_Task brief:_ Omit any picture, and return the remaining data exactly as written.
** start of Record list **
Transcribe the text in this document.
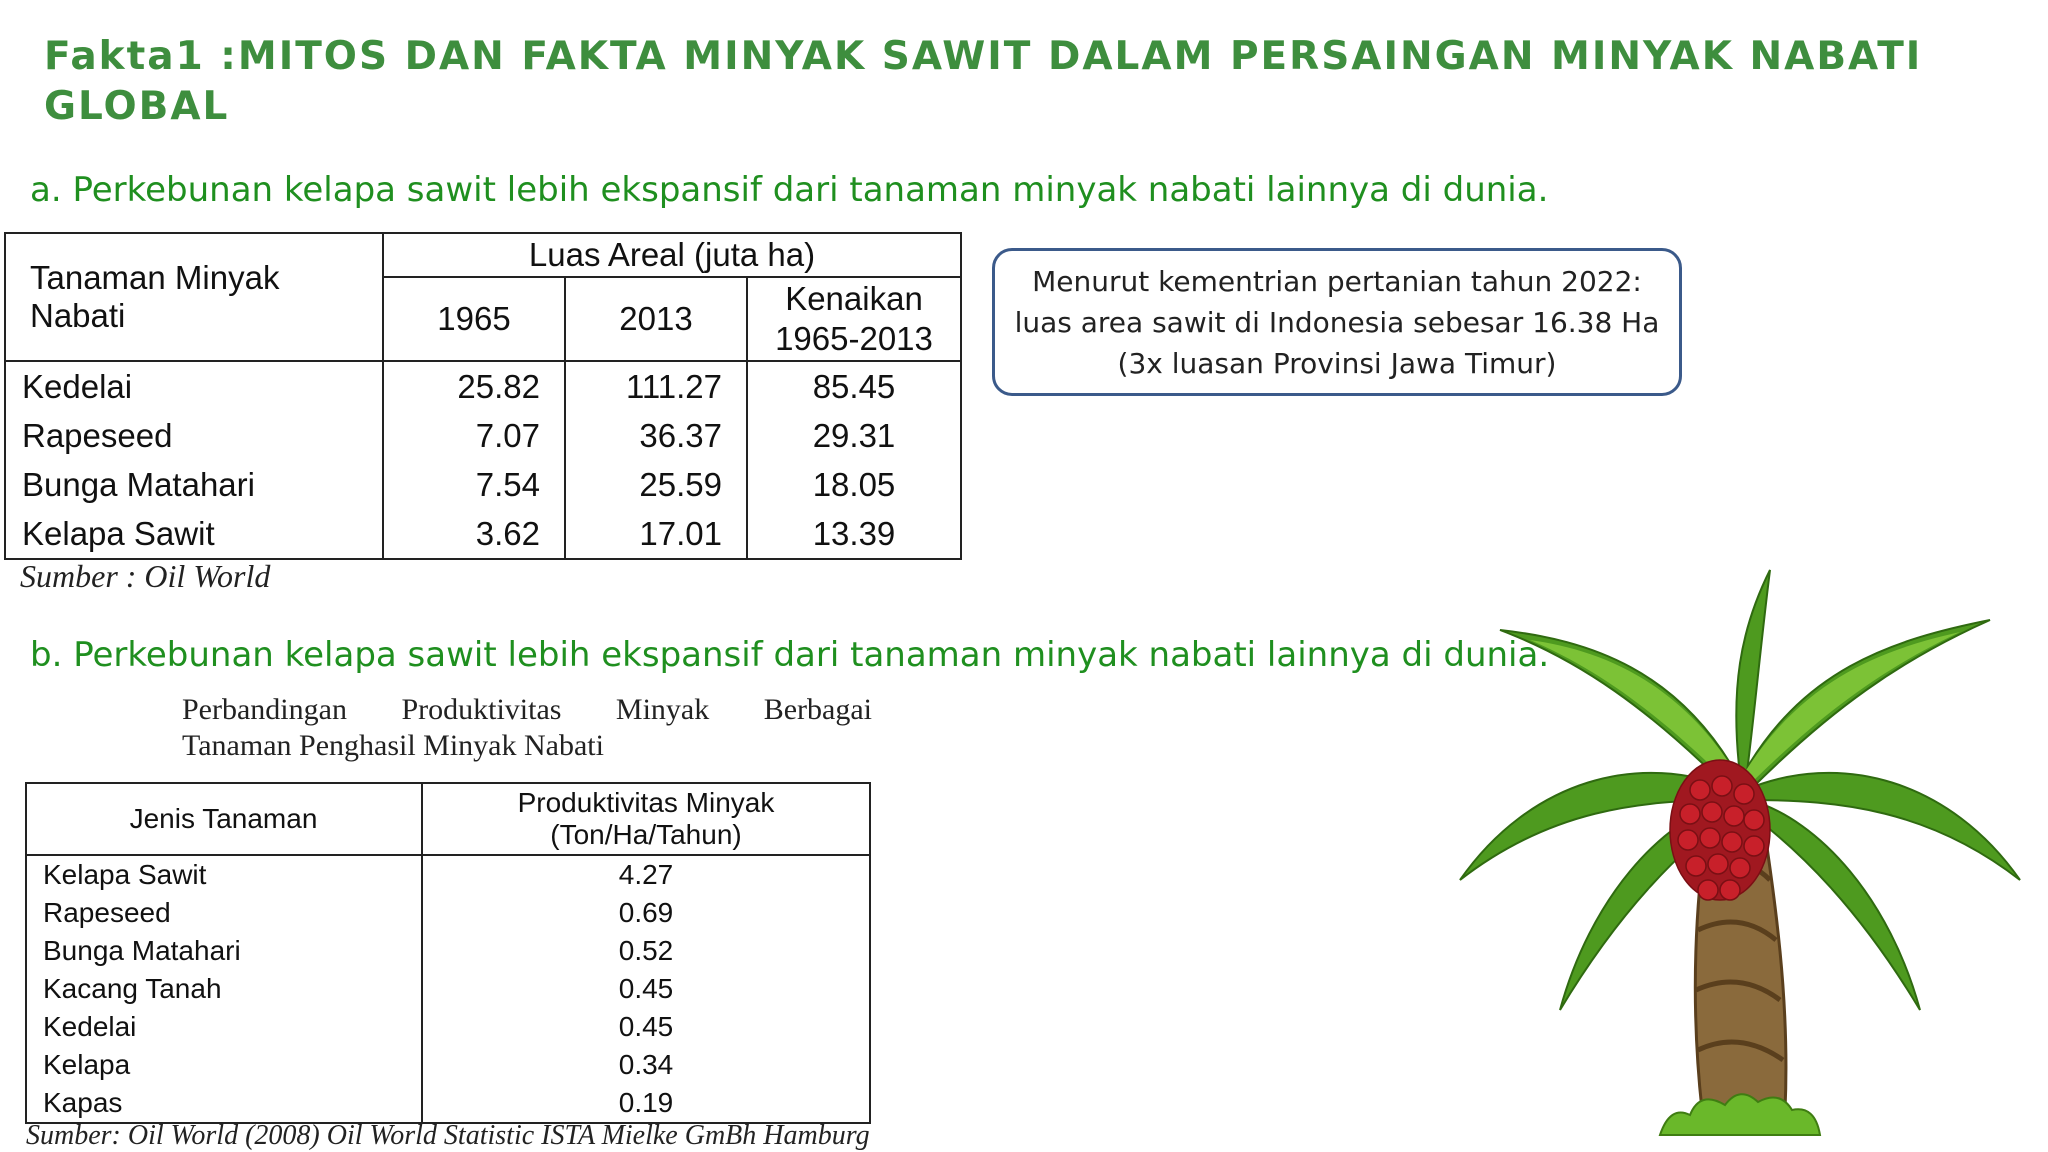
Fakta1 :MITOS DAN FAKTA MINYAK SAWIT DALAM PERSAINGAN MINYAK NABATI GLOBAL

a. Perkebunan kelapa sawit lebih ekspansif dari tanaman minyak nabati lainnya di dunia.

Tanaman Minyak Nabati	Luas Areal (juta ha)		
	1965	2013	Kenaikan
1965-2013
Kedelai	25.82	111.27	85.45
Rapeseed	7.07	36.37	29.31
Bunga Matahari	7.54	25.59	18.05
Kelapa Sawit	3.62	17.01	13.39

Sumber : Oil World

Menurut kementrian pertanian tahun 2022:
luas area sawit di Indonesia sebesar 16.38 Ha
(3x luasan Provinsi Jawa Timur)

b. Perkebunan kelapa sawit lebih ekspansif dari tanaman minyak nabati lainnya di dunia.

Perbandingan Produktivitas Minyak Berbagai
Tanaman Penghasil Minyak Nabati
Jenis Tanaman	Produktivitas Minyak (Ton/Ha/Tahun)
Kelapa Sawit	4.27
Rapeseed	0.69
Bunga Matahari	0.52
Kacang Tanah	0.45
Kedelai	0.45
Kelapa	0.34
Kapas	0.19

Sumber: Oil World (2008) Oil World Statistic ISTA Mielke GmBh Hamburg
** end of Record list **
_Complete response:_
Transcribe the text in this document.
Fakta1 :MITOS DAN FAKTA MINYAK SAWIT DALAM PERSAINGAN MINYAK NABATI GLOBAL

a. Perkebunan kelapa sawit lebih ekspansif dari tanaman minyak nabati lainnya di dunia.

Tanaman Minyak Nabati	Luas Areal (juta ha)		
	1965	2013	Kenaikan
1965-2013
Kedelai	25.82	111.27	85.45
Rapeseed	7.07	36.37	29.31
Bunga Matahari	7.54	25.59	18.05
Kelapa Sawit	3.62	17.01	13.39

Sumber : Oil World

Menurut kementrian pertanian tahun 2022:
luas area sawit di Indonesia sebesar 16.38 Ha
(3x luasan Provinsi Jawa Timur)

b. Perkebunan kelapa sawit lebih ekspansif dari tanaman minyak nabati lainnya di dunia.

Perbandingan Produktivitas Minyak Berbagai
Tanaman Penghasil Minyak Nabati
Jenis Tanaman	Produktivitas Minyak (Ton/Ha/Tahun)
Kelapa Sawit	4.27
Rapeseed	0.69
Bunga Matahari	0.52
Kacang Tanah	0.45
Kedelai	0.45
Kelapa	0.34
Kapas	0.19

Sumber: Oil World (2008) Oil World Statistic ISTA Mielke GmBh Hamburg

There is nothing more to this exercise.